Copy out exactly the lines from the one containing "Serialize everything readable" to the last line of the records below, both included, and leave out any pictures.

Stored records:
- - -

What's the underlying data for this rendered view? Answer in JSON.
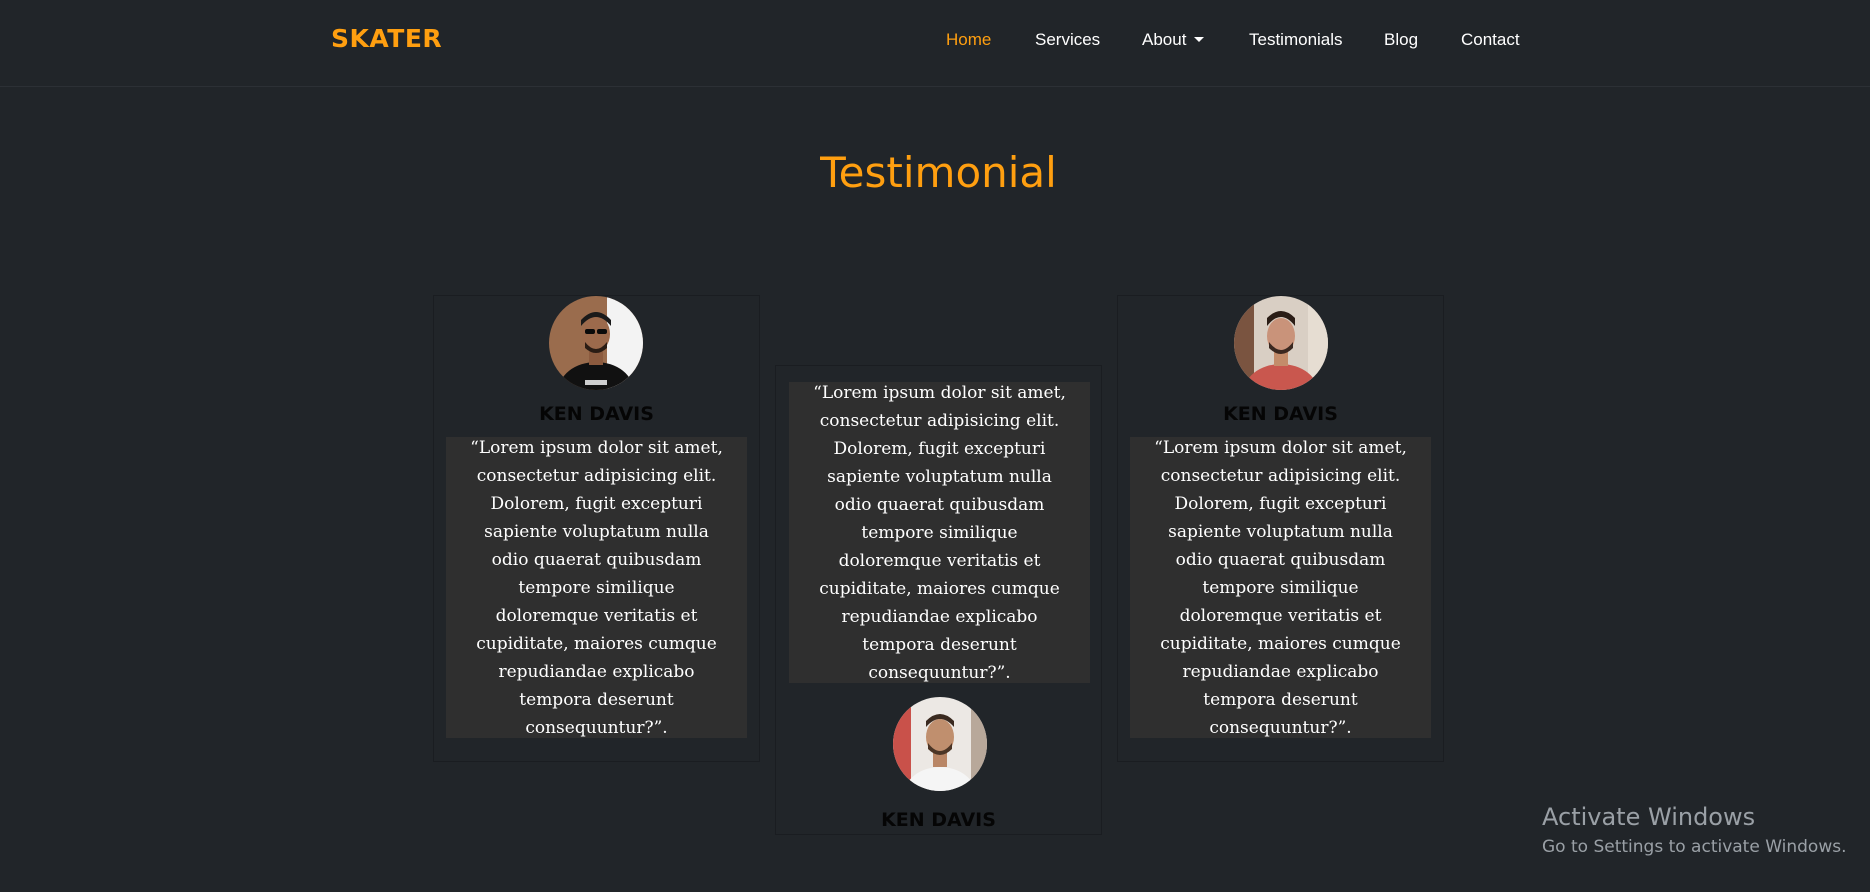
{
  "navbar": {
    "brand": "SKATER",
    "links": [
      {
        "label": "Home",
        "active": true
      },
      {
        "label": "Services"
      },
      {
        "label": "About"
      },
      {
        "label": "Testimonials"
      },
      {
        "label": "Blog"
      },
      {
        "label": "Contact"
      }
    ],
    "accent_color": "#ff9f10"
  },
  "section": {
    "title": "Testimonial"
  },
  "testimonials": [
    {
      "name": "KEN DAVIS",
      "quote": "“Lorem ipsum dolor sit amet, consectetur adipisicing elit. Dolorem, fugit excepturi sapiente voluptatum nulla odio quaerat quibusdam tempore similique doloremque veritatis et cupiditate, maiores cumque repudiandae explicabo tempora deserunt consequuntur?”.",
      "avatar": "avatar-photo-sunglasses"
    },
    {
      "name": "KEN DAVIS",
      "quote": "“Lorem ipsum dolor sit amet, consectetur adipisicing elit. Dolorem, fugit excepturi sapiente voluptatum nulla odio quaerat quibusdam tempore similique doloremque veritatis et cupiditate, maiores cumque repudiandae explicabo tempora deserunt consequuntur?”.",
      "avatar": "avatar-photo-white-shirt"
    },
    {
      "name": "KEN DAVIS",
      "quote": "“Lorem ipsum dolor sit amet, consectetur adipisicing elit. Dolorem, fugit excepturi sapiente voluptatum nulla odio quaerat quibusdam tempore similique doloremque veritatis et cupiditate, maiores cumque repudiandae explicabo tempora deserunt consequuntur?”.",
      "avatar": "avatar-photo-red-shirt"
    }
  ],
  "watermark": {
    "title": "Activate Windows",
    "subtitle": "Go to Settings to activate Windows."
  }
}
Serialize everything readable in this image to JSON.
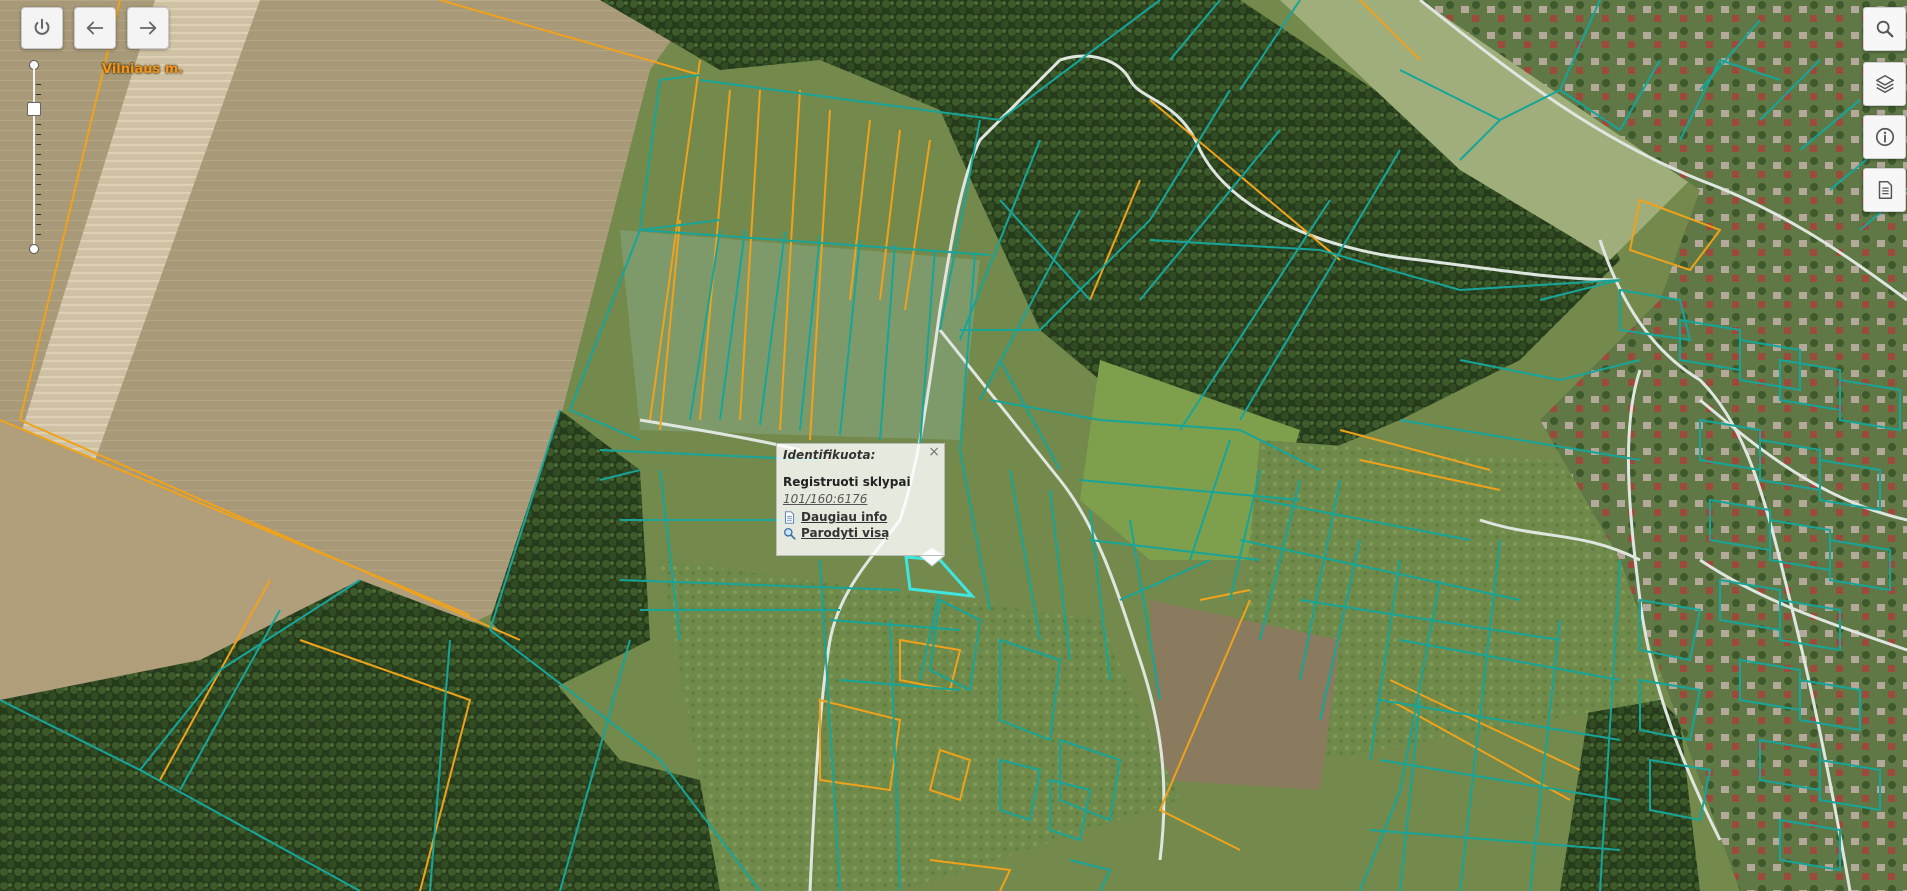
{
  "map": {
    "city_label": "Vilniaus m.",
    "colors": {
      "parcel_registered": "#17a59a",
      "parcel_other": "#f0a21b",
      "parcel_selected": "#3fe6e0",
      "road": "#d9e2dc"
    }
  },
  "toolbar": {
    "power_icon": "power-icon",
    "back_icon": "arrow-left-icon",
    "forward_icon": "arrow-right-icon"
  },
  "right_tools": [
    {
      "name": "search-button",
      "icon": "search-icon"
    },
    {
      "name": "layers-button",
      "icon": "layers-icon"
    },
    {
      "name": "info-button",
      "icon": "info-icon"
    },
    {
      "name": "legend-button",
      "icon": "document-icon"
    }
  ],
  "popup": {
    "title": "Identifikuota:",
    "close_label": "×",
    "layer_title": "Registruoti sklypai",
    "parcel_id": "101/160:6176",
    "more_info": "Daugiau info",
    "show_all": "Parodyti visą"
  },
  "zoom": {
    "level_fraction": 0.24
  }
}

- - -

* Task answer:
Serialize everything readable in this image to JSON.
{
  "map": {
    "city_label": "Vilniaus m.",
    "colors": {
      "parcel_registered": "#17a59a",
      "parcel_other": "#f0a21b",
      "parcel_selected": "#3fe6e0",
      "road": "#d9e2dc"
    }
  },
  "toolbar": {
    "power_icon": "power-icon",
    "back_icon": "arrow-left-icon",
    "forward_icon": "arrow-right-icon"
  },
  "right_tools": [
    {
      "name": "search-button",
      "icon": "search-icon"
    },
    {
      "name": "layers-button",
      "icon": "layers-icon"
    },
    {
      "name": "info-button",
      "icon": "info-icon"
    },
    {
      "name": "legend-button",
      "icon": "document-icon"
    }
  ],
  "popup": {
    "title": "Identifikuota:",
    "close_label": "×",
    "layer_title": "Registruoti sklypai",
    "parcel_id": "101/160:6176",
    "more_info": "Daugiau info",
    "show_all": "Parodyti visą"
  },
  "zoom": {
    "level_fraction": 0.24
  }
}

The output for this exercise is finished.